(Entries from a dataset)
--------------------------------
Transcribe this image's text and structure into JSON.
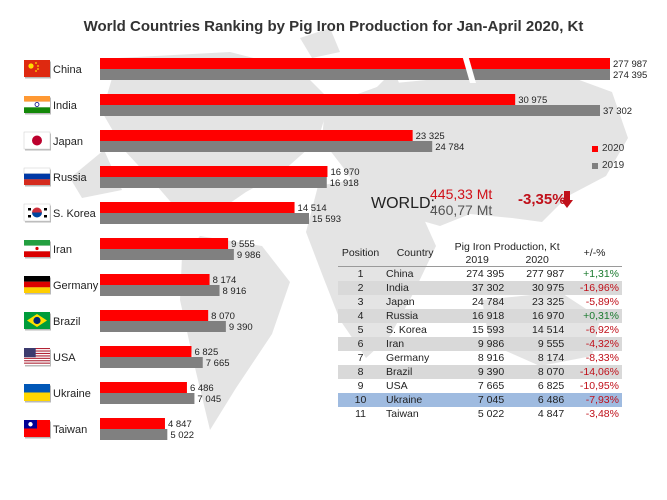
{
  "title": "World Countries Ranking by Pig Iron Production for Jan-April 2020, Kt",
  "chart_data": {
    "type": "bar",
    "title": "World Countries Ranking by Pig Iron Production for Jan-April 2020, Kt",
    "orientation": "horizontal",
    "categories": [
      "China",
      "India",
      "Japan",
      "Russia",
      "S. Korea",
      "Iran",
      "Germany",
      "Brazil",
      "USA",
      "Ukraine",
      "Taiwan"
    ],
    "series": [
      {
        "name": "2020",
        "color": "#ff0000",
        "values": [
          277987,
          30975,
          23325,
          16970,
          14514,
          9555,
          8174,
          8070,
          6825,
          6486,
          4847
        ],
        "labels": [
          "277 987",
          "30 975",
          "23 325",
          "16 970",
          "14 514",
          "9 555",
          "8 174",
          "8 070",
          "6 825",
          "6 486",
          "4 847"
        ]
      },
      {
        "name": "2019",
        "color": "#808080",
        "values": [
          274395,
          37302,
          24784,
          16918,
          15593,
          9986,
          8916,
          9390,
          7665,
          7045,
          5022
        ],
        "labels": [
          "274 395",
          "37 302",
          "24 784",
          "16 918",
          "15 593",
          "9 986",
          "8 916",
          "9 390",
          "7 665",
          "7 045",
          "5 022"
        ]
      }
    ],
    "axis_break": true,
    "xlim": [
      0,
      37302
    ],
    "legend": "right",
    "grid": false
  },
  "world": {
    "label": "WORLD:",
    "value_2020": "445,33 Mt",
    "value_2019": "460,77 Mt",
    "change": "-3,35%"
  },
  "legend": {
    "item_2020": "2020",
    "item_2019": "2019"
  },
  "table": {
    "headers": {
      "position": "Position",
      "country": "Country",
      "production": "Pig Iron Production, Kt",
      "y2019": "2019",
      "y2020": "2020",
      "change": "+/-%"
    },
    "rows": [
      {
        "pos": "1",
        "country": "China",
        "v2019": "274 395",
        "v2020": "277 987",
        "pct": "+1,31%"
      },
      {
        "pos": "2",
        "country": "India",
        "v2019": "37 302",
        "v2020": "30 975",
        "pct": "-16,96%"
      },
      {
        "pos": "3",
        "country": "Japan",
        "v2019": "24 784",
        "v2020": "23 325",
        "pct": "-5,89%"
      },
      {
        "pos": "4",
        "country": "Russia",
        "v2019": "16 918",
        "v2020": "16 970",
        "pct": "+0,31%"
      },
      {
        "pos": "5",
        "country": "S. Korea",
        "v2019": "15 593",
        "v2020": "14 514",
        "pct": "-6,92%"
      },
      {
        "pos": "6",
        "country": "Iran",
        "v2019": "9 986",
        "v2020": "9 555",
        "pct": "-4,32%"
      },
      {
        "pos": "7",
        "country": "Germany",
        "v2019": "8 916",
        "v2020": "8 174",
        "pct": "-8,33%"
      },
      {
        "pos": "8",
        "country": "Brazil",
        "v2019": "9 390",
        "v2020": "8 070",
        "pct": "-14,06%"
      },
      {
        "pos": "9",
        "country": "USA",
        "v2019": "7 665",
        "v2020": "6 825",
        "pct": "-10,95%"
      },
      {
        "pos": "10",
        "country": "Ukraine",
        "v2019": "7 045",
        "v2020": "6 486",
        "pct": "-7,93%"
      },
      {
        "pos": "11",
        "country": "Taiwan",
        "v2019": "5 022",
        "v2020": "4 847",
        "pct": "-3,48%"
      }
    ],
    "highlight_position": "10"
  },
  "flags": [
    "china-flag-icon",
    "india-flag-icon",
    "japan-flag-icon",
    "russia-flag-icon",
    "south-korea-flag-icon",
    "iran-flag-icon",
    "germany-flag-icon",
    "brazil-flag-icon",
    "usa-flag-icon",
    "ukraine-flag-icon",
    "taiwan-flag-icon"
  ],
  "colors": {
    "bar_2020": "#ff0000",
    "bar_2019": "#808080",
    "positive": "#1a7a2e",
    "negative": "#c0101a",
    "highlight_row": "#9fbbe0",
    "map": "#e3e3e3"
  }
}
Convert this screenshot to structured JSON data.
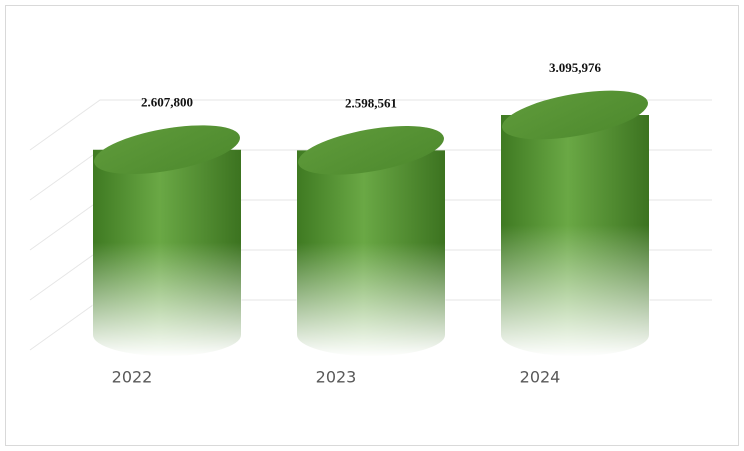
{
  "chart_data": {
    "type": "cylinder",
    "categories": [
      "2022",
      "2023",
      "2024"
    ],
    "values": [
      2607800,
      2598561,
      3095976
    ],
    "value_labels": [
      "2.607,800",
      "2.598,561",
      "3.095,976"
    ],
    "color": "#5e9a3a",
    "grid": true
  }
}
--------------------------------
Your task: Copy exactly the lines from the one containing "Convert this screenshot" through the last line of the records above, including both, and omit every picture.

Result of this task:
Convert this screenshot to structured JSON data.
{
  "chart_data": {
    "type": "cylinder",
    "categories": [
      "2022",
      "2023",
      "2024"
    ],
    "values": [
      2607800,
      2598561,
      3095976
    ],
    "value_labels": [
      "2.607,800",
      "2.598,561",
      "3.095,976"
    ],
    "color": "#5e9a3a",
    "grid": true
  }
}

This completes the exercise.